WHAT IS REQUIRED
Tally the lines that contain the string "more" and state that total without comment.

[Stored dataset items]

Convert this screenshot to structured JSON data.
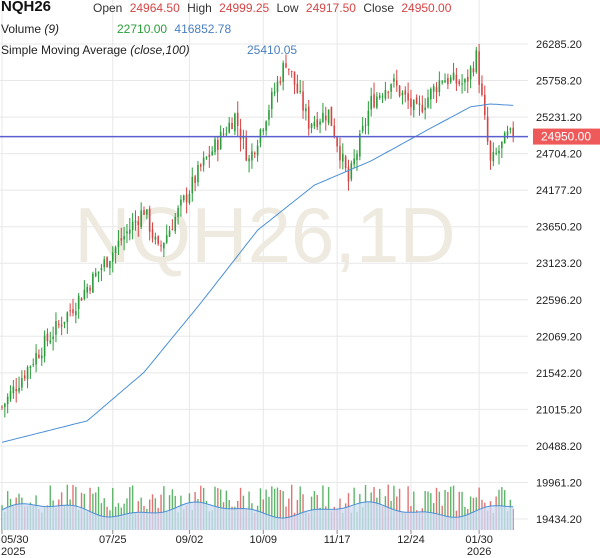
{
  "header": {
    "symbol": "NQH26",
    "open_label": "Open",
    "open_value": "24964.50",
    "high_label": "High",
    "high_value": "24999.25",
    "low_label": "Low",
    "low_value": "24917.50",
    "close_label": "Close",
    "close_value": "24950.00",
    "volume_label": "Volume",
    "volume_param": "(9)",
    "volume_value": "22710.00",
    "volume_ma_value": "416852.78",
    "sma_label": "Simple Moving Average",
    "sma_param": "(close,100)",
    "sma_value": "25410.05"
  },
  "watermark": "NQH26,1D",
  "colors": {
    "up": "#2a9d3a",
    "down": "#d64545",
    "neutral": "#111111",
    "sma": "#4a8fd6",
    "hline": "#5a5fcf",
    "price_tag": "#ee5a5a",
    "volume_fill": "#cfdcf5",
    "volume_line": "#4a8fd6",
    "grid": "#e8e8e8"
  },
  "chart_data": {
    "type": "candlestick",
    "price_axis": {
      "min": 19434.2,
      "max": 26285.2,
      "ticks": [
        "26285.20",
        "25758.20",
        "25231.20",
        "24704.20",
        "24177.20",
        "23650.20",
        "23123.20",
        "22596.20",
        "22069.20",
        "21542.20",
        "21015.20",
        "20488.20",
        "19961.20",
        "19434.20"
      ]
    },
    "x_axis": {
      "ticks": [
        {
          "label": "05/30",
          "sub": "2025",
          "index": 0
        },
        {
          "label": "07/25",
          "sub": "",
          "index": 39
        },
        {
          "label": "09/02",
          "sub": "",
          "index": 66
        },
        {
          "label": "10/09",
          "sub": "",
          "index": 92
        },
        {
          "label": "11/17",
          "sub": "",
          "index": 118
        },
        {
          "label": "12/24",
          "sub": "",
          "index": 144
        },
        {
          "label": "01/30",
          "sub": "2026",
          "index": 168
        }
      ]
    },
    "last_price": 24950.0,
    "horizontal_line": 24950.0,
    "key_closes": [
      {
        "index": 0,
        "close": 21050
      },
      {
        "index": 12,
        "close": 21800
      },
      {
        "index": 25,
        "close": 22500
      },
      {
        "index": 40,
        "close": 23350
      },
      {
        "index": 50,
        "close": 23900
      },
      {
        "index": 55,
        "close": 23300
      },
      {
        "index": 70,
        "close": 24500
      },
      {
        "index": 82,
        "close": 25250
      },
      {
        "index": 87,
        "close": 24600
      },
      {
        "index": 100,
        "close": 26050
      },
      {
        "index": 108,
        "close": 25150
      },
      {
        "index": 115,
        "close": 25300
      },
      {
        "index": 122,
        "close": 24300
      },
      {
        "index": 130,
        "close": 25450
      },
      {
        "index": 137,
        "close": 25750
      },
      {
        "index": 146,
        "close": 25300
      },
      {
        "index": 155,
        "close": 25800
      },
      {
        "index": 163,
        "close": 25700
      },
      {
        "index": 167,
        "close": 26100
      },
      {
        "index": 172,
        "close": 24550
      },
      {
        "index": 178,
        "close": 24950
      }
    ],
    "sma_points": [
      {
        "index": 0,
        "value": 20540
      },
      {
        "index": 30,
        "value": 20850
      },
      {
        "index": 50,
        "value": 21550
      },
      {
        "index": 70,
        "value": 22550
      },
      {
        "index": 90,
        "value": 23600
      },
      {
        "index": 110,
        "value": 24250
      },
      {
        "index": 130,
        "value": 24600
      },
      {
        "index": 150,
        "value": 25050
      },
      {
        "index": 165,
        "value": 25380
      },
      {
        "index": 172,
        "value": 25420
      },
      {
        "index": 180,
        "value": 25400
      }
    ]
  }
}
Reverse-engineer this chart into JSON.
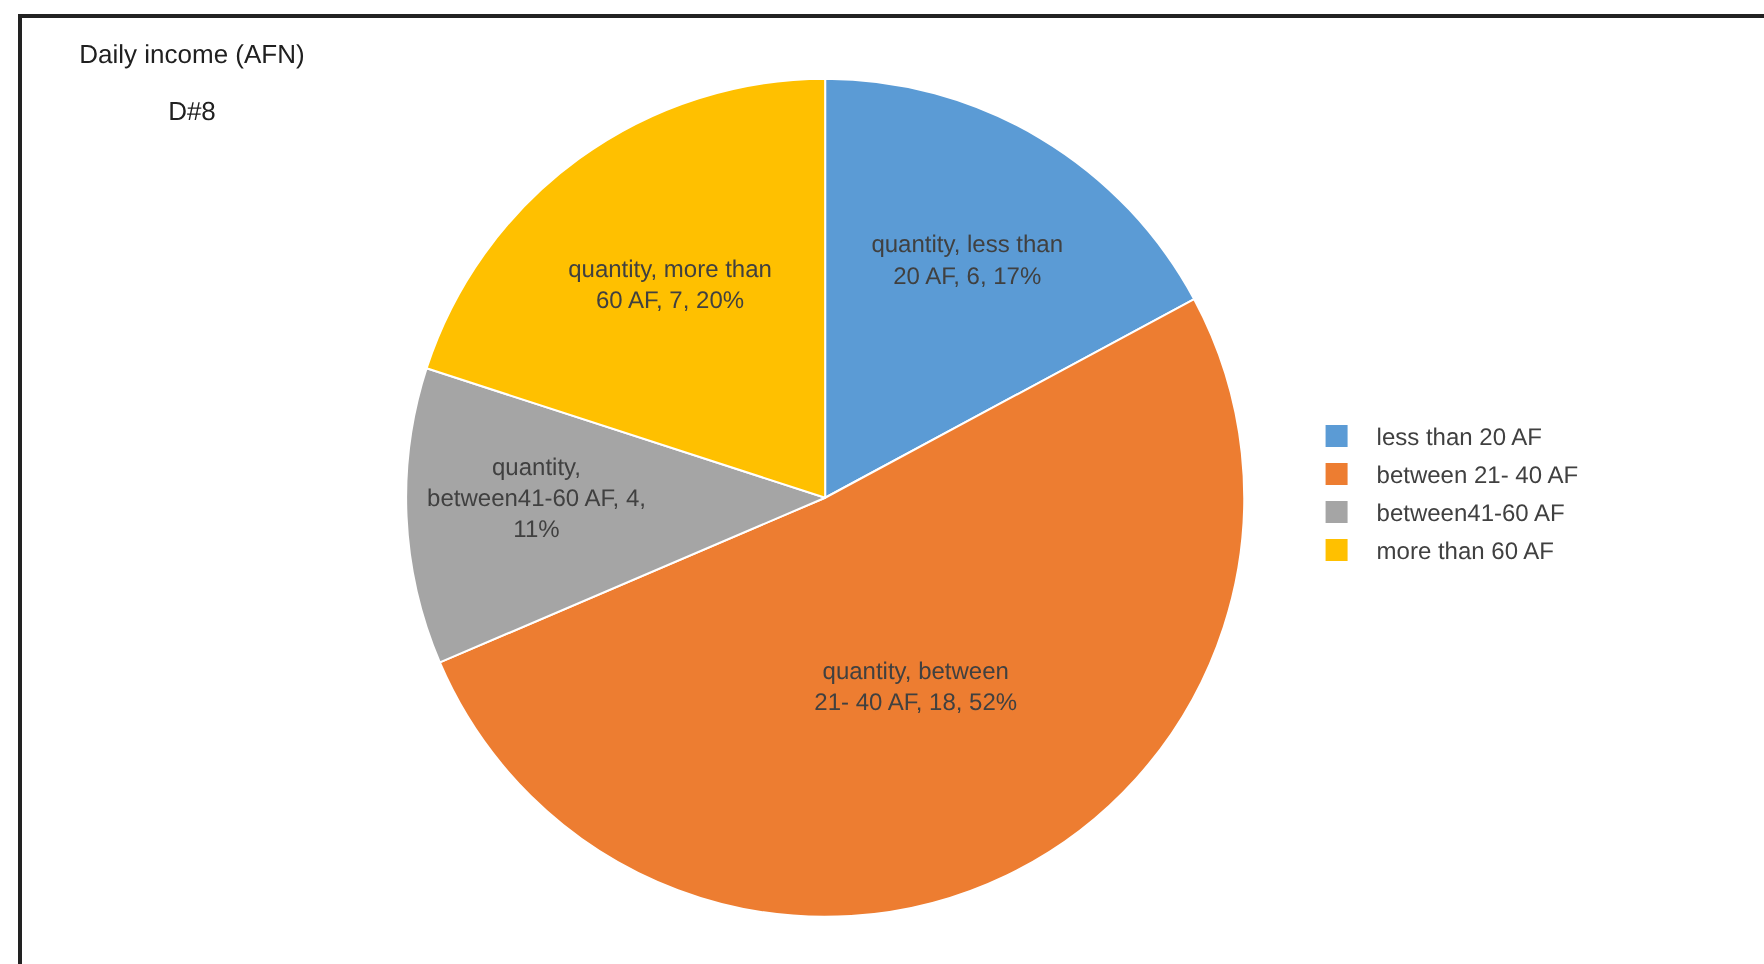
{
  "chart_data": {
    "type": "pie",
    "title": "Daily income (AFN)",
    "subtitle": "D#8",
    "categories": [
      "less than 20 AF",
      "between 21- 40 AF",
      "between41-60 AF",
      "more than 60 AF"
    ],
    "values": [
      6,
      18,
      4,
      7
    ],
    "colors": [
      "#5b9bd5",
      "#ed7d31",
      "#a5a5a5",
      "#ffc000"
    ],
    "value_labels": [
      "quantity, less than 20 AF, 6, 17%",
      "quantity, between 21- 40 AF, 18, 52%",
      "quantity, between41-60 AF, 4, 11%",
      "quantity, more than 60 AF, 7, 20%"
    ],
    "legend": "right"
  }
}
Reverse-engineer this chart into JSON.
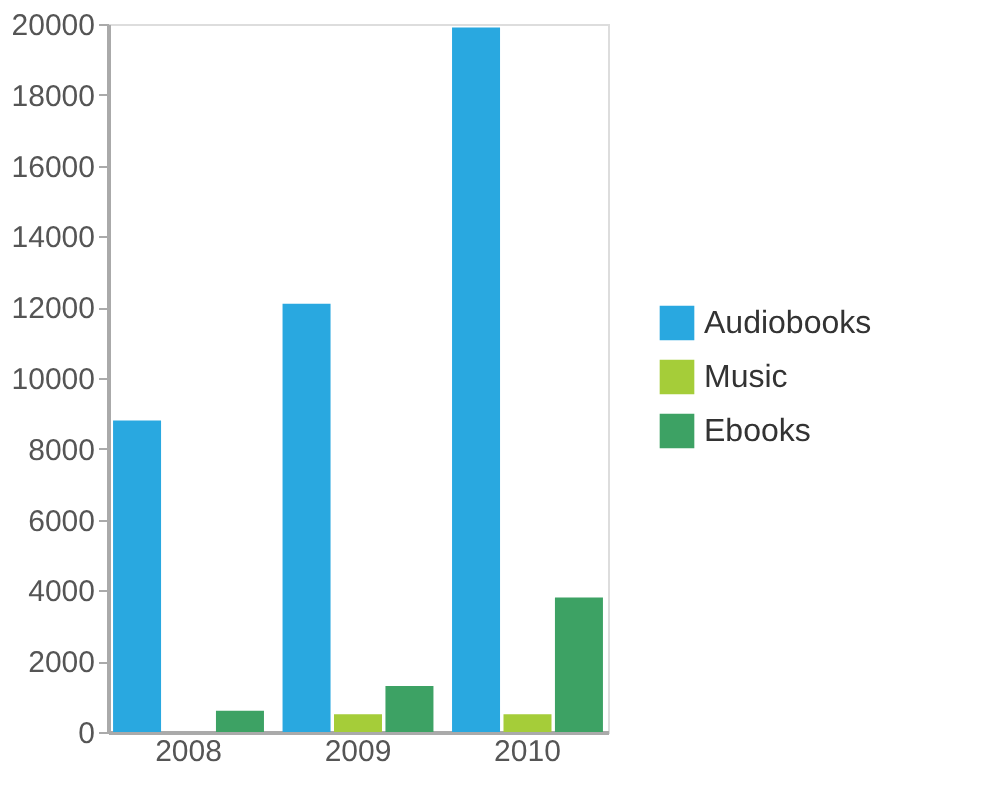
{
  "chart_data": {
    "type": "bar",
    "categories": [
      "2008",
      "2009",
      "2010"
    ],
    "series": [
      {
        "name": "Audiobooks",
        "color": "#29a8e0",
        "values": [
          8800,
          12100,
          19900
        ]
      },
      {
        "name": "Music",
        "color": "#a5cd39",
        "values": [
          0,
          500,
          500
        ]
      },
      {
        "name": "Ebooks",
        "color": "#3da264",
        "values": [
          600,
          1300,
          3800
        ]
      }
    ],
    "ylim": [
      0,
      20000
    ],
    "yticks": [
      0,
      2000,
      4000,
      6000,
      8000,
      10000,
      12000,
      14000,
      16000,
      18000,
      20000
    ],
    "grid": false,
    "legend": "right"
  }
}
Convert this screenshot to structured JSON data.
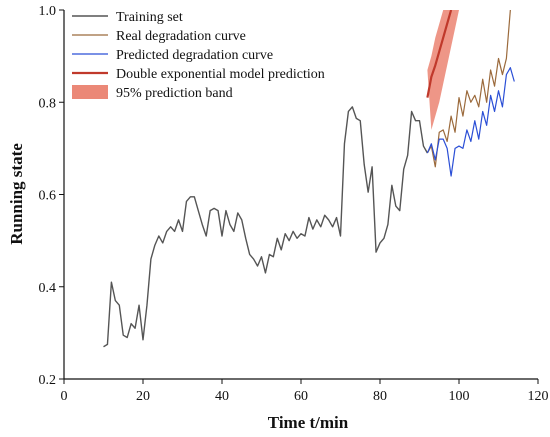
{
  "chart_data": {
    "type": "line",
    "xlabel": "Time t/min",
    "ylabel": "Running state",
    "xlim": [
      0,
      120
    ],
    "ylim": [
      0.2,
      1.0
    ],
    "x_ticks": [
      0,
      20,
      40,
      60,
      80,
      100,
      120
    ],
    "y_ticks": [
      0.2,
      0.4,
      0.6,
      0.8,
      1.0
    ],
    "y_tick_labels": [
      "0.2",
      "0.4",
      "0.6",
      "0.8",
      "1.0"
    ],
    "grid": false,
    "legend_position": "top-left",
    "series": [
      {
        "name": "Training set",
        "color": "#555555",
        "points": [
          [
            10,
            0.27
          ],
          [
            11,
            0.275
          ],
          [
            12,
            0.41
          ],
          [
            13,
            0.37
          ],
          [
            14,
            0.36
          ],
          [
            15,
            0.295
          ],
          [
            16,
            0.29
          ],
          [
            17,
            0.32
          ],
          [
            18,
            0.31
          ],
          [
            19,
            0.36
          ],
          [
            20,
            0.285
          ],
          [
            21,
            0.36
          ],
          [
            22,
            0.46
          ],
          [
            23,
            0.49
          ],
          [
            24,
            0.51
          ],
          [
            25,
            0.495
          ],
          [
            26,
            0.52
          ],
          [
            27,
            0.53
          ],
          [
            28,
            0.52
          ],
          [
            29,
            0.545
          ],
          [
            30,
            0.52
          ],
          [
            31,
            0.585
          ],
          [
            32,
            0.595
          ],
          [
            33,
            0.595
          ],
          [
            34,
            0.565
          ],
          [
            35,
            0.535
          ],
          [
            36,
            0.51
          ],
          [
            37,
            0.565
          ],
          [
            38,
            0.57
          ],
          [
            39,
            0.565
          ],
          [
            40,
            0.51
          ],
          [
            41,
            0.565
          ],
          [
            42,
            0.535
          ],
          [
            43,
            0.52
          ],
          [
            44,
            0.56
          ],
          [
            45,
            0.545
          ],
          [
            46,
            0.505
          ],
          [
            47,
            0.47
          ],
          [
            48,
            0.46
          ],
          [
            49,
            0.445
          ],
          [
            50,
            0.465
          ],
          [
            51,
            0.43
          ],
          [
            52,
            0.47
          ],
          [
            53,
            0.465
          ],
          [
            54,
            0.505
          ],
          [
            55,
            0.48
          ],
          [
            56,
            0.515
          ],
          [
            57,
            0.5
          ],
          [
            58,
            0.52
          ],
          [
            59,
            0.505
          ],
          [
            60,
            0.515
          ],
          [
            61,
            0.51
          ],
          [
            62,
            0.55
          ],
          [
            63,
            0.525
          ],
          [
            64,
            0.545
          ],
          [
            65,
            0.53
          ],
          [
            66,
            0.555
          ],
          [
            67,
            0.545
          ],
          [
            68,
            0.53
          ],
          [
            69,
            0.55
          ],
          [
            70,
            0.51
          ],
          [
            71,
            0.71
          ],
          [
            72,
            0.78
          ],
          [
            73,
            0.79
          ],
          [
            74,
            0.765
          ],
          [
            75,
            0.76
          ],
          [
            76,
            0.665
          ],
          [
            77,
            0.605
          ],
          [
            78,
            0.66
          ],
          [
            79,
            0.475
          ],
          [
            80,
            0.495
          ],
          [
            81,
            0.505
          ],
          [
            82,
            0.535
          ],
          [
            83,
            0.62
          ],
          [
            84,
            0.575
          ],
          [
            85,
            0.565
          ],
          [
            86,
            0.655
          ],
          [
            87,
            0.685
          ],
          [
            88,
            0.78
          ],
          [
            89,
            0.76
          ],
          [
            90,
            0.76
          ],
          [
            91,
            0.705
          ],
          [
            92,
            0.69
          ]
        ]
      },
      {
        "name": "Real degradation curve",
        "color": "#9b6a3c",
        "points": [
          [
            92,
            0.69
          ],
          [
            93,
            0.705
          ],
          [
            94,
            0.66
          ],
          [
            95,
            0.735
          ],
          [
            96,
            0.74
          ],
          [
            97,
            0.715
          ],
          [
            98,
            0.77
          ],
          [
            99,
            0.735
          ],
          [
            100,
            0.81
          ],
          [
            101,
            0.77
          ],
          [
            102,
            0.825
          ],
          [
            103,
            0.8
          ],
          [
            104,
            0.815
          ],
          [
            105,
            0.79
          ],
          [
            106,
            0.85
          ],
          [
            107,
            0.8
          ],
          [
            108,
            0.87
          ],
          [
            109,
            0.835
          ],
          [
            110,
            0.895
          ],
          [
            111,
            0.86
          ],
          [
            112,
            0.895
          ],
          [
            113,
            1.0
          ]
        ]
      },
      {
        "name": "Predicted degradation curve",
        "color": "#2b4fd6",
        "points": [
          [
            92,
            0.69
          ],
          [
            93,
            0.71
          ],
          [
            94,
            0.675
          ],
          [
            95,
            0.72
          ],
          [
            96,
            0.72
          ],
          [
            97,
            0.7
          ],
          [
            98,
            0.64
          ],
          [
            99,
            0.7
          ],
          [
            100,
            0.705
          ],
          [
            101,
            0.7
          ],
          [
            102,
            0.74
          ],
          [
            103,
            0.715
          ],
          [
            104,
            0.76
          ],
          [
            105,
            0.72
          ],
          [
            106,
            0.78
          ],
          [
            107,
            0.75
          ],
          [
            108,
            0.815
          ],
          [
            109,
            0.78
          ],
          [
            110,
            0.825
          ],
          [
            111,
            0.79
          ],
          [
            112,
            0.86
          ],
          [
            113,
            0.875
          ],
          [
            114,
            0.845
          ]
        ]
      },
      {
        "name": "Double exponential model prediction",
        "color": "#c0392b",
        "points": [
          [
            92,
            0.81
          ],
          [
            93,
            0.855
          ],
          [
            94,
            0.88
          ],
          [
            95,
            0.91
          ],
          [
            96,
            0.94
          ],
          [
            97,
            0.97
          ],
          [
            98,
            1.0
          ]
        ]
      }
    ],
    "band": {
      "name": "95% prediction band",
      "color": "#e8735f",
      "upper": [
        [
          92,
          0.87
        ],
        [
          93,
          0.9
        ],
        [
          94,
          0.94
        ],
        [
          95,
          0.97
        ],
        [
          96,
          1.0
        ]
      ],
      "lower": [
        [
          93,
          0.74
        ],
        [
          94,
          0.77
        ],
        [
          95,
          0.8
        ],
        [
          96,
          0.84
        ],
        [
          97,
          0.88
        ],
        [
          98,
          0.92
        ],
        [
          99,
          0.96
        ],
        [
          100,
          1.0
        ]
      ]
    }
  }
}
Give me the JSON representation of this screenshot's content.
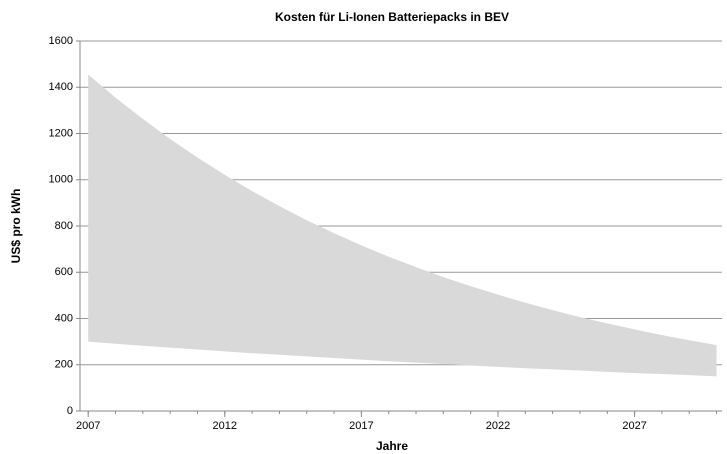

SOLUTION
2